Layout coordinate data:
===

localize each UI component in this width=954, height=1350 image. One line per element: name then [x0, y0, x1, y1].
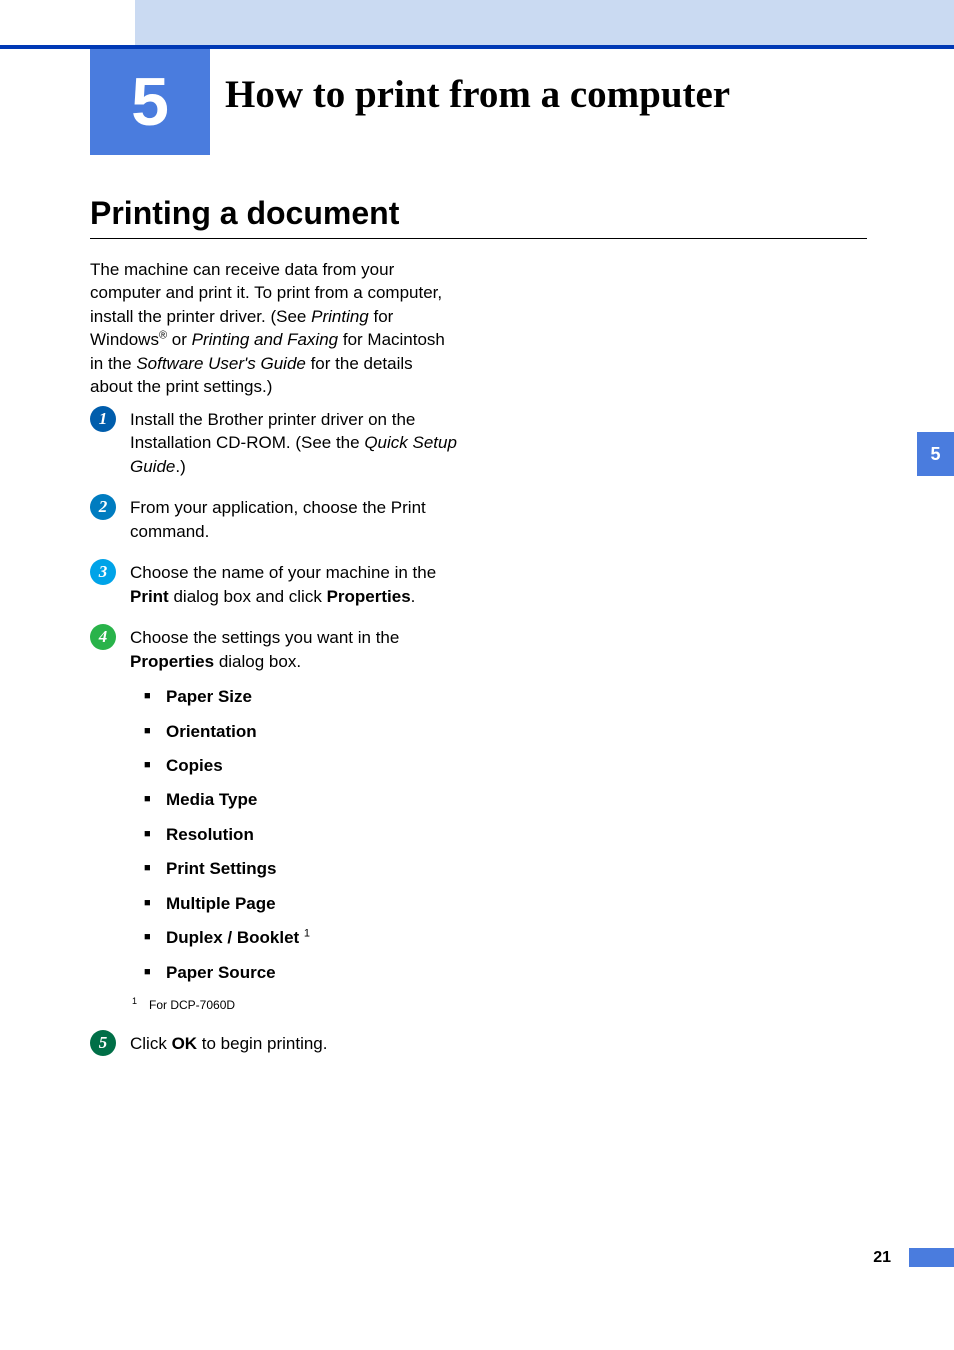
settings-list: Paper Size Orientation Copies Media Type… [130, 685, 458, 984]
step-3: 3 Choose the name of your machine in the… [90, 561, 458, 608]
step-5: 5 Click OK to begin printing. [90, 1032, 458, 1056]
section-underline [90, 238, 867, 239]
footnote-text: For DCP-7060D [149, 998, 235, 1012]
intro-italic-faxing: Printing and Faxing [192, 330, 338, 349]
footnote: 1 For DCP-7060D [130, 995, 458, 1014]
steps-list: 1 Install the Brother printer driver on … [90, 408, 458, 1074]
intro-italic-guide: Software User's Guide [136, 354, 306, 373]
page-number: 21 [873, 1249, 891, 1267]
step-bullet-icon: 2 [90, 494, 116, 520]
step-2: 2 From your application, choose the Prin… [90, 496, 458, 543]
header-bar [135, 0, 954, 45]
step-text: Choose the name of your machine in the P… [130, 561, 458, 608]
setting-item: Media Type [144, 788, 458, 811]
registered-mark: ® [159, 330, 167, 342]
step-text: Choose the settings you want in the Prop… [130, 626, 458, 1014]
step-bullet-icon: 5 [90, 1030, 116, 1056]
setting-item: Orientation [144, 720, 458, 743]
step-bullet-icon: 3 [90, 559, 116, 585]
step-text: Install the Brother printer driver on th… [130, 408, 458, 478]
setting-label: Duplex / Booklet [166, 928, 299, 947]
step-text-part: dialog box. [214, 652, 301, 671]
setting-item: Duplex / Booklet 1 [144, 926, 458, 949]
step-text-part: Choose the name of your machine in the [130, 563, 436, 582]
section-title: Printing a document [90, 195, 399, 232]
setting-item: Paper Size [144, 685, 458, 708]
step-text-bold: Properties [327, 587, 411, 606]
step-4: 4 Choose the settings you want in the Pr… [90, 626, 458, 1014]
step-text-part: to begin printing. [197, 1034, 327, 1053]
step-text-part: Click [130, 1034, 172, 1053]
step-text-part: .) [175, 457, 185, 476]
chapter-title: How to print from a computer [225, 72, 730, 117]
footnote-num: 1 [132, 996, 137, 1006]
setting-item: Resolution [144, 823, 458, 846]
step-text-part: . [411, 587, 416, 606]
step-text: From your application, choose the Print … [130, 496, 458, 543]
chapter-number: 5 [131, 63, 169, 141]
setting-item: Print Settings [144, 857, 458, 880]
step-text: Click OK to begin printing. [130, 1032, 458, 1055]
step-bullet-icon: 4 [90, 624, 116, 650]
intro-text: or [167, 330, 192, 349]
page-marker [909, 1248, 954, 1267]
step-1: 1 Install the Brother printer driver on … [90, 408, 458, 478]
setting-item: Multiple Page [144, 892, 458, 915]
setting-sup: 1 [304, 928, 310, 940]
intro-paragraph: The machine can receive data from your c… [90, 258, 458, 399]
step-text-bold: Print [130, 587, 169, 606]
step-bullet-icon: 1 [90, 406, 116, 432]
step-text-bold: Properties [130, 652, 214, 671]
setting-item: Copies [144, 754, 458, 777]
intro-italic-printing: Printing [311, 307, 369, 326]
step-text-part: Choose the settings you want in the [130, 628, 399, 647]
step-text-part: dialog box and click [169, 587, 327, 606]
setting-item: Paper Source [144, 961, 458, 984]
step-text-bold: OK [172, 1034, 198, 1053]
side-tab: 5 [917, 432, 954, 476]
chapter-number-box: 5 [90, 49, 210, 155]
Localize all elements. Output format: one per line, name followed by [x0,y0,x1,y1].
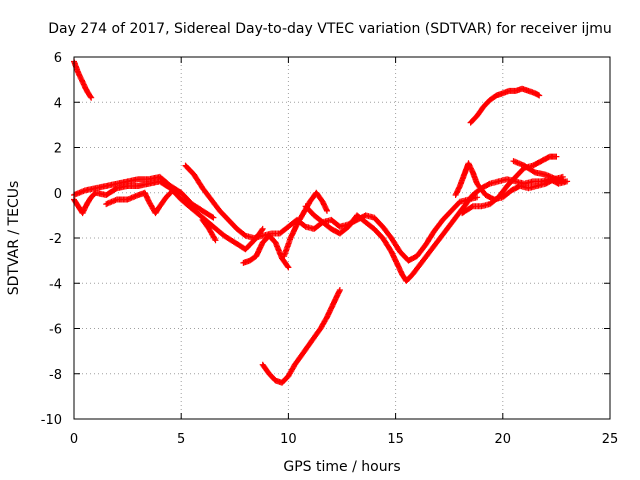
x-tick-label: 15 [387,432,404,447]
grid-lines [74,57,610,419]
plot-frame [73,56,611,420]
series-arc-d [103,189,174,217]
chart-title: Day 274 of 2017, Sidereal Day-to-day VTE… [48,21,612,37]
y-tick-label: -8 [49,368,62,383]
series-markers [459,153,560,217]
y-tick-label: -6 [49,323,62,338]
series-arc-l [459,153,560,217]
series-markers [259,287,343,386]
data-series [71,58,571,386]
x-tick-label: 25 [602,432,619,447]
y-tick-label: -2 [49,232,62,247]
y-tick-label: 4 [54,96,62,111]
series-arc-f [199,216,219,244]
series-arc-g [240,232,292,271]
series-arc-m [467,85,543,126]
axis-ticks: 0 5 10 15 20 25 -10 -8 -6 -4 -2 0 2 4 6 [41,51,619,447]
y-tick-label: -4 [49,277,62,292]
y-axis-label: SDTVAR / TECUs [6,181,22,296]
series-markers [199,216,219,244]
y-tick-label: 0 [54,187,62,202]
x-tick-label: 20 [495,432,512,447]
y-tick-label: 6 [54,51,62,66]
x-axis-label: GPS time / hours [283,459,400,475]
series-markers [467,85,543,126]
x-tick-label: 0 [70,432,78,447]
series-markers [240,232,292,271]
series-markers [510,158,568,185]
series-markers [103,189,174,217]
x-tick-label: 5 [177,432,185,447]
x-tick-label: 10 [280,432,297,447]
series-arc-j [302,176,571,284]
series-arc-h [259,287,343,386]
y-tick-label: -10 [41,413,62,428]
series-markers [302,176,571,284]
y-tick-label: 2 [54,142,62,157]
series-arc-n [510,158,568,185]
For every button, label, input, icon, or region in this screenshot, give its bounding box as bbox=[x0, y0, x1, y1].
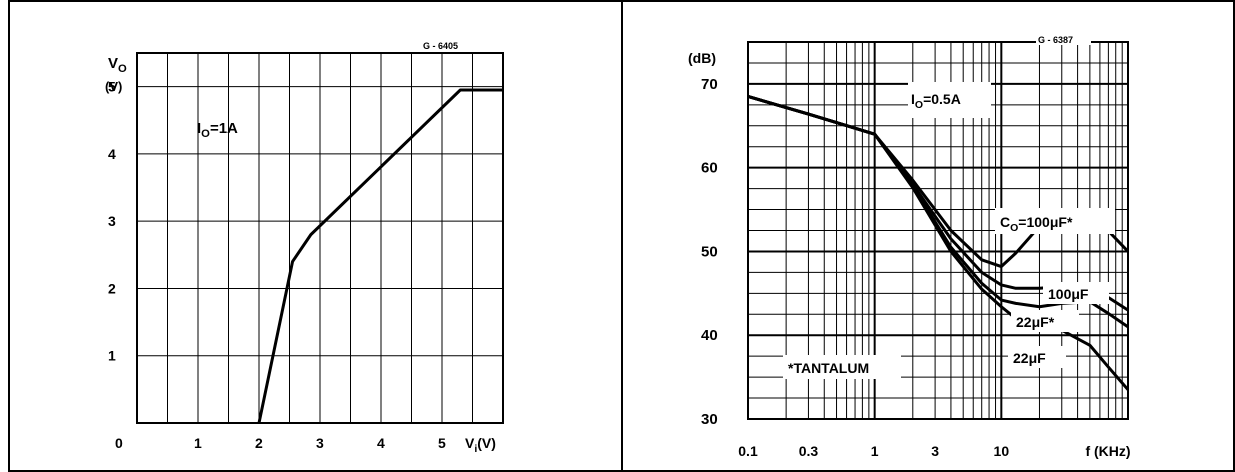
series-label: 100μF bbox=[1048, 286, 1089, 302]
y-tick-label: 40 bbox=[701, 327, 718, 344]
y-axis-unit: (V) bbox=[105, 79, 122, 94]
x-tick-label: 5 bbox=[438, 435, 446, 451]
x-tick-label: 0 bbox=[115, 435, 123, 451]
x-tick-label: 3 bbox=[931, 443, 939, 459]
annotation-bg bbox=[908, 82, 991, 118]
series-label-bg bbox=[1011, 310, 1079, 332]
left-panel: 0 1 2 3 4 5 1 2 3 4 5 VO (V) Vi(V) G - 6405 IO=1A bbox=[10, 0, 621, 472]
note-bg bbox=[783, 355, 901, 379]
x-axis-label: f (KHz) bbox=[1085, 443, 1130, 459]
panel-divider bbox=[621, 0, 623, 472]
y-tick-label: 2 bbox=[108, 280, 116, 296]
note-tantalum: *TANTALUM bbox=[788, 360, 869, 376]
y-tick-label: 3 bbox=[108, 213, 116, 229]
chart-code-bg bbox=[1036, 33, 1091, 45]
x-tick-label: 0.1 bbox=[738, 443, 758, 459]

===

• **Task requirements**:
Retype the part of the records that starts with the line containing "series-label: 100μF bbox=[1048, 286, 1089, 302]" and runs through the end of the records, copying each line without any changes.

• **Answer to the exercise**:
series-label: 100μF bbox=[1048, 286, 1089, 302]
y-tick-label: 40 bbox=[701, 327, 718, 344]
y-axis-unit: (V) bbox=[105, 79, 122, 94]
x-tick-label: 5 bbox=[438, 435, 446, 451]
x-tick-label: 0 bbox=[115, 435, 123, 451]
x-tick-label: 3 bbox=[931, 443, 939, 459]
annotation-bg bbox=[908, 82, 991, 118]
series-label-bg bbox=[1011, 310, 1079, 332]
left-panel: 0 1 2 3 4 5 1 2 3 4 5 VO (V) Vi(V) G - 6405 IO=1A bbox=[10, 0, 621, 472]
note-bg bbox=[783, 355, 901, 379]
x-axis-label: f (KHz) bbox=[1085, 443, 1130, 459]
panel-divider bbox=[621, 0, 623, 472]
y-tick-label: 2 bbox=[108, 280, 116, 296]
note-tantalum: *TANTALUM bbox=[788, 360, 869, 376]
y-tick-label: 3 bbox=[108, 213, 116, 229]
chart-code-bg bbox=[1036, 33, 1091, 45]
x-tick-label: 0.1 bbox=[738, 443, 758, 459]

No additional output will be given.